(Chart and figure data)
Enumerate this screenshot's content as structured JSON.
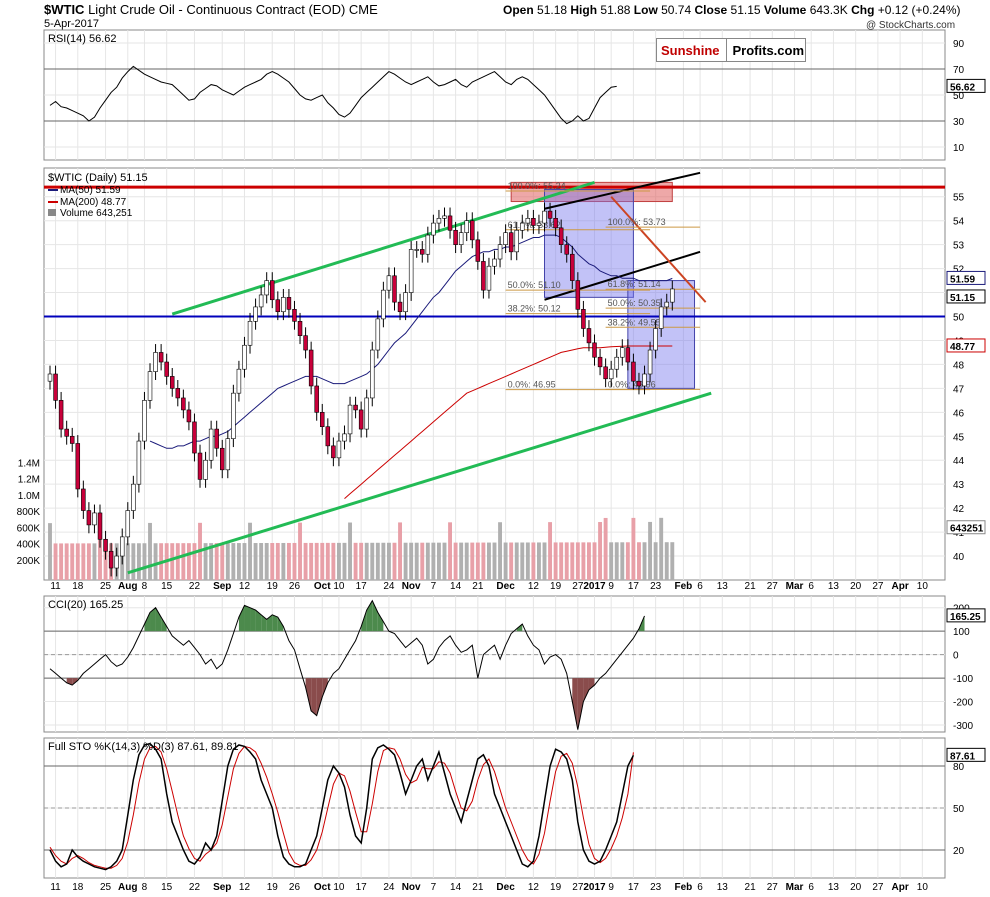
{
  "header": {
    "symbol": "$WTIC",
    "name": "Light Crude Oil - Continuous Contract (EOD)",
    "exchange": "CME",
    "date": "5-Apr-2017",
    "open_label": "Open",
    "open": "51.18",
    "high_label": "High",
    "high": "51.88",
    "low_label": "Low",
    "low": "50.74",
    "close_label": "Close",
    "close": "51.15",
    "volume_label": "Volume",
    "volume": "643.3K",
    "chg_label": "Chg",
    "chg": "+0.12 (+0.24%)",
    "watermark": "@ StockCharts.com"
  },
  "logo": {
    "part1": "Sunshine",
    "part2": "Profits.com"
  },
  "colors": {
    "candle_up": "#ffffff",
    "candle_down": "#c8003a",
    "candle_outline": "#000000",
    "ma50": "#1a1a7a",
    "ma200": "#cc0000",
    "channel": "#22bb55",
    "resistance": "#cc0000",
    "support": "#0000bb",
    "downtrend": "#cc4422",
    "box_fill": "#7777ee",
    "zone_fill": "#e06060",
    "cci_pos": "#4c8a4c",
    "cci_neg": "#8a4c4c",
    "sto_k": "#000000",
    "sto_d": "#cc0000",
    "vol_up": "#b0b0b0",
    "vol_down": "#e8a0a8"
  },
  "chart_data": [
    {
      "type": "line",
      "name": "rsi",
      "label": "RSI(14) 56.62",
      "last_value": "56.62",
      "ylim": [
        0,
        100
      ],
      "yticks": [
        90,
        70,
        50,
        30,
        10
      ],
      "levels": [
        70,
        30
      ],
      "values": [
        42,
        45,
        41,
        40,
        38,
        36,
        34,
        30,
        33,
        40,
        46,
        52,
        56,
        63,
        68,
        72,
        69,
        66,
        64,
        62,
        60,
        59,
        58,
        54,
        50,
        46,
        47,
        52,
        55,
        58,
        57,
        54,
        52,
        50,
        53,
        56,
        58,
        60,
        62,
        66,
        68,
        66,
        63,
        60,
        55,
        50,
        47,
        46,
        48,
        50,
        44,
        40,
        35,
        33,
        36,
        42,
        48,
        52,
        56,
        60,
        64,
        68,
        66,
        63,
        60,
        58,
        60,
        62,
        64,
        60,
        57,
        58,
        60,
        62,
        58,
        56,
        60,
        62,
        64,
        66,
        68,
        64,
        60,
        58,
        62,
        64,
        62,
        58,
        54,
        50,
        44,
        38,
        32,
        28,
        30,
        34,
        30,
        32,
        40,
        48,
        52,
        56,
        56.62
      ]
    },
    {
      "type": "candlestick",
      "name": "price",
      "legend_main": "$WTIC (Daily) 51.15",
      "legend_ma50": "MA(50) 51.59",
      "legend_ma200": "MA(200) 48.77",
      "legend_volume": "Volume 643,251",
      "last_close_label": "51.15",
      "ma50_last_label": "51.59",
      "ma200_last_label": "48.77",
      "ylim": [
        39,
        56.2
      ],
      "yticks": [
        55,
        54,
        53,
        52,
        51,
        50,
        49,
        48,
        47,
        46,
        45,
        44,
        43,
        42,
        41,
        40
      ],
      "close": [
        47.6,
        46.5,
        45.3,
        45.0,
        44.7,
        42.8,
        41.9,
        41.3,
        41.8,
        40.7,
        40.2,
        39.5,
        40.0,
        40.8,
        41.9,
        43.0,
        44.8,
        46.5,
        47.7,
        48.5,
        48.1,
        47.5,
        47.0,
        46.6,
        46.1,
        45.6,
        44.3,
        43.2,
        44.0,
        45.3,
        44.5,
        43.6,
        44.9,
        46.8,
        47.8,
        48.8,
        49.8,
        50.4,
        50.9,
        51.5,
        50.7,
        50.2,
        50.8,
        50.3,
        49.8,
        49.2,
        48.6,
        47.1,
        46.0,
        45.4,
        44.6,
        44.1,
        44.8,
        45.1,
        46.3,
        46.1,
        45.3,
        46.6,
        48.6,
        49.9,
        51.1,
        51.7,
        50.6,
        50.2,
        51.0,
        52.8,
        52.8,
        52.6,
        53.4,
        53.9,
        54.1,
        54.2,
        53.6,
        53.0,
        53.5,
        54.0,
        53.2,
        52.3,
        51.1,
        52.1,
        52.4,
        53.0,
        53.5,
        52.7,
        53.6,
        53.9,
        54.1,
        53.8,
        53.9,
        54.4,
        54.1,
        53.7,
        53.0,
        52.6,
        51.5,
        50.3,
        49.5,
        48.9,
        48.3,
        47.9,
        47.4,
        47.8,
        48.3,
        48.7,
        48.1,
        47.3,
        47.1,
        47.6,
        48.6,
        49.5,
        50.4,
        50.6,
        51.15
      ],
      "ma50": [
        null,
        null,
        null,
        null,
        null,
        null,
        null,
        null,
        null,
        null,
        null,
        null,
        null,
        null,
        null,
        null,
        null,
        null,
        44.8,
        44.7,
        44.6,
        44.5,
        44.5,
        44.6,
        44.6,
        44.7,
        44.8,
        44.8,
        44.9,
        45.0,
        45.0,
        45.1,
        45.2,
        45.4,
        45.6,
        45.8,
        46.0,
        46.2,
        46.4,
        46.6,
        46.8,
        47.0,
        47.1,
        47.2,
        47.3,
        47.4,
        47.5,
        47.5,
        47.5,
        47.4,
        47.3,
        47.2,
        47.2,
        47.2,
        47.3,
        47.4,
        47.5,
        47.6,
        47.8,
        48.0,
        48.3,
        48.6,
        48.9,
        49.1,
        49.3,
        49.6,
        49.9,
        50.2,
        50.5,
        50.8,
        51.0,
        51.3,
        51.6,
        51.9,
        52.1,
        52.3,
        52.5,
        52.6,
        52.7,
        52.7,
        52.8,
        52.8,
        52.9,
        52.9,
        53.0,
        53.1,
        53.2,
        53.3,
        53.3,
        53.4,
        53.4,
        53.4,
        53.3,
        53.1,
        52.9,
        52.6,
        52.4,
        52.2,
        52.1,
        51.9,
        51.8,
        51.7,
        51.7,
        51.6,
        51.6,
        51.6,
        51.5,
        51.5,
        51.5,
        51.5,
        51.5,
        51.5,
        51.59
      ],
      "ma200": [
        null,
        null,
        null,
        null,
        null,
        null,
        null,
        null,
        null,
        null,
        null,
        null,
        null,
        null,
        null,
        null,
        null,
        null,
        null,
        null,
        null,
        null,
        null,
        null,
        null,
        null,
        null,
        null,
        null,
        null,
        null,
        null,
        null,
        null,
        null,
        null,
        null,
        null,
        null,
        null,
        null,
        null,
        null,
        null,
        null,
        null,
        null,
        null,
        null,
        null,
        null,
        null,
        null,
        42.4,
        42.6,
        42.8,
        43.0,
        43.2,
        43.4,
        43.6,
        43.8,
        44.0,
        44.2,
        44.4,
        44.6,
        44.8,
        45.0,
        45.2,
        45.4,
        45.6,
        45.8,
        46.0,
        46.2,
        46.4,
        46.6,
        46.8,
        46.9,
        47.0,
        47.1,
        47.2,
        47.3,
        47.4,
        47.5,
        47.6,
        47.7,
        47.8,
        47.9,
        48.0,
        48.1,
        48.2,
        48.3,
        48.4,
        48.5,
        48.55,
        48.6,
        48.65,
        48.7,
        48.7,
        48.7,
        48.7,
        48.72,
        48.74,
        48.75,
        48.76,
        48.77,
        48.77,
        48.77,
        48.77,
        48.77,
        48.77,
        48.77,
        48.77,
        48.77
      ],
      "volume_scale_max": 1600000,
      "volume_ticks": [
        {
          "v": 1400000,
          "t": "1.4M"
        },
        {
          "v": 1200000,
          "t": "1.2M"
        },
        {
          "v": 1000000,
          "t": "1.0M"
        },
        {
          "v": 800000,
          "t": "800K"
        },
        {
          "v": 600000,
          "t": "600K"
        },
        {
          "v": 400000,
          "t": "400K"
        },
        {
          "v": 200000,
          "t": "200K"
        }
      ],
      "volume_last_label": "643251",
      "fib_left": [
        {
          "label": "100.0%: 55.24",
          "y": 55.24
        },
        {
          "label": "61.8%: 53.62",
          "y": 53.62
        },
        {
          "label": "50.0%: 51.10",
          "y": 51.1
        },
        {
          "label": "38.2%: 50.12",
          "y": 50.12
        },
        {
          "label": "0.0%: 46.95",
          "y": 46.95
        }
      ],
      "fib_right": [
        {
          "label": "100.0%: 53.73",
          "y": 53.73
        },
        {
          "label": "61.8%: 51.14",
          "y": 51.14
        },
        {
          "label": "50.0%: 50.35",
          "y": 50.35
        },
        {
          "label": "38.2%: 49.55",
          "y": 49.55
        },
        {
          "label": "0.0%: 46.96",
          "y": 46.96
        }
      ]
    },
    {
      "type": "area",
      "name": "cci",
      "label": "CCI(20) 165.25",
      "last_value": "165.25",
      "ylim": [
        -330,
        250
      ],
      "yticks": [
        {
          "v": 200,
          "t": "200"
        },
        {
          "v": 100,
          "t": "100"
        },
        {
          "v": 0,
          "t": "0"
        },
        {
          "v": -100,
          "t": "-100"
        },
        {
          "v": -200,
          "t": "-200"
        },
        {
          "v": -300,
          "t": "-300"
        }
      ],
      "levels": [
        100,
        -100
      ],
      "values": [
        -60,
        -80,
        -100,
        -120,
        -130,
        -110,
        -80,
        -60,
        -40,
        -20,
        0,
        -30,
        -50,
        -40,
        -10,
        30,
        80,
        130,
        180,
        200,
        160,
        120,
        80,
        60,
        40,
        60,
        30,
        0,
        -40,
        -20,
        -60,
        -40,
        20,
        90,
        160,
        210,
        200,
        190,
        170,
        150,
        170,
        160,
        120,
        60,
        20,
        -60,
        -140,
        -240,
        -260,
        -180,
        -120,
        -80,
        -60,
        -20,
        20,
        60,
        120,
        190,
        230,
        180,
        140,
        100,
        90,
        60,
        30,
        50,
        70,
        40,
        -40,
        -20,
        30,
        60,
        80,
        40,
        10,
        20,
        40,
        -100,
        0,
        20,
        40,
        -20,
        40,
        90,
        110,
        130,
        80,
        40,
        20,
        -40,
        -10,
        0,
        -20,
        -80,
        -200,
        -320,
        -200,
        -150,
        -130,
        -100,
        -80,
        -50,
        -20,
        10,
        40,
        70,
        110,
        165.25
      ]
    },
    {
      "type": "line",
      "name": "stochastic",
      "label": "Full STO %K(14,3) %D(3) 87.61, 89.81",
      "last_value": "87.61",
      "ylim": [
        0,
        100
      ],
      "yticks": [
        {
          "v": 80,
          "t": "80"
        },
        {
          "v": 50,
          "t": "50"
        },
        {
          "v": 20,
          "t": "20"
        }
      ],
      "levels": [
        80,
        50,
        20
      ],
      "k": [
        20,
        12,
        8,
        10,
        20,
        15,
        12,
        10,
        8,
        7,
        6,
        8,
        12,
        20,
        45,
        70,
        88,
        95,
        96,
        92,
        85,
        60,
        40,
        30,
        20,
        12,
        10,
        15,
        25,
        20,
        30,
        55,
        80,
        92,
        95,
        94,
        90,
        85,
        70,
        60,
        50,
        30,
        15,
        10,
        8,
        8,
        10,
        20,
        30,
        50,
        70,
        80,
        75,
        65,
        45,
        30,
        25,
        50,
        85,
        93,
        95,
        92,
        88,
        75,
        60,
        70,
        80,
        85,
        70,
        80,
        90,
        75,
        60,
        50,
        40,
        55,
        70,
        85,
        88,
        80,
        60,
        50,
        40,
        30,
        20,
        10,
        8,
        12,
        30,
        55,
        80,
        92,
        90,
        85,
        70,
        40,
        20,
        12,
        10,
        12,
        20,
        30,
        40,
        60,
        80,
        87.61
      ],
      "d": [
        22,
        16,
        12,
        10,
        14,
        16,
        14,
        11,
        9,
        8,
        7,
        7,
        9,
        14,
        26,
        45,
        68,
        85,
        93,
        94,
        90,
        78,
        62,
        45,
        30,
        21,
        14,
        12,
        17,
        20,
        25,
        38,
        58,
        78,
        89,
        94,
        93,
        90,
        82,
        72,
        60,
        47,
        32,
        18,
        11,
        9,
        9,
        13,
        20,
        33,
        50,
        67,
        75,
        73,
        62,
        47,
        33,
        33,
        53,
        76,
        91,
        93,
        92,
        85,
        74,
        68,
        70,
        79,
        78,
        78,
        83,
        82,
        75,
        62,
        50,
        48,
        55,
        70,
        81,
        85,
        76,
        63,
        50,
        40,
        30,
        20,
        13,
        10,
        17,
        32,
        55,
        76,
        87,
        89,
        82,
        65,
        43,
        24,
        14,
        11,
        14,
        21,
        30,
        43,
        60,
        89.81
      ]
    }
  ],
  "x_axis": {
    "labels": [
      {
        "t": "11",
        "i": 1
      },
      {
        "t": "18",
        "i": 5
      },
      {
        "t": "25",
        "i": 10
      },
      {
        "t": "Aug",
        "i": 14,
        "bold": true
      },
      {
        "t": "8",
        "i": 17
      },
      {
        "t": "15",
        "i": 21
      },
      {
        "t": "22",
        "i": 26
      },
      {
        "t": "Sep",
        "i": 31,
        "bold": true
      },
      {
        "t": "12",
        "i": 35
      },
      {
        "t": "19",
        "i": 40
      },
      {
        "t": "26",
        "i": 44
      },
      {
        "t": "Oct",
        "i": 49,
        "bold": true
      },
      {
        "t": "10",
        "i": 52
      },
      {
        "t": "17",
        "i": 56
      },
      {
        "t": "24",
        "i": 61
      },
      {
        "t": "Nov",
        "i": 65,
        "bold": true
      },
      {
        "t": "7",
        "i": 69
      },
      {
        "t": "14",
        "i": 73
      },
      {
        "t": "21",
        "i": 77
      },
      {
        "t": "Dec",
        "i": 82,
        "bold": true
      },
      {
        "t": "12",
        "i": 87
      },
      {
        "t": "19",
        "i": 91
      },
      {
        "t": "27",
        "i": 95
      },
      {
        "t": "2017",
        "i": 98,
        "bold": true
      },
      {
        "t": "9",
        "i": 101
      },
      {
        "t": "17",
        "i": 105
      },
      {
        "t": "23",
        "i": 109
      },
      {
        "t": "Feb",
        "i": 114,
        "bold": true
      },
      {
        "t": "6",
        "i": 117
      },
      {
        "t": "13",
        "i": 121
      },
      {
        "t": "21",
        "i": 126
      },
      {
        "t": "27",
        "i": 130
      },
      {
        "t": "Mar",
        "i": 134,
        "bold": true
      },
      {
        "t": "6",
        "i": 137
      },
      {
        "t": "13",
        "i": 141
      },
      {
        "t": "20",
        "i": 145
      },
      {
        "t": "27",
        "i": 149
      },
      {
        "t": "Apr",
        "i": 153,
        "bold": true
      },
      {
        "t": "10",
        "i": 157
      }
    ]
  }
}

Task to carry out: Filter lines by "WTIC" and return each hit.

Exercise response:
    "symbol": "$WTIC",
      "legend_main": "$WTIC (Daily) 51.15",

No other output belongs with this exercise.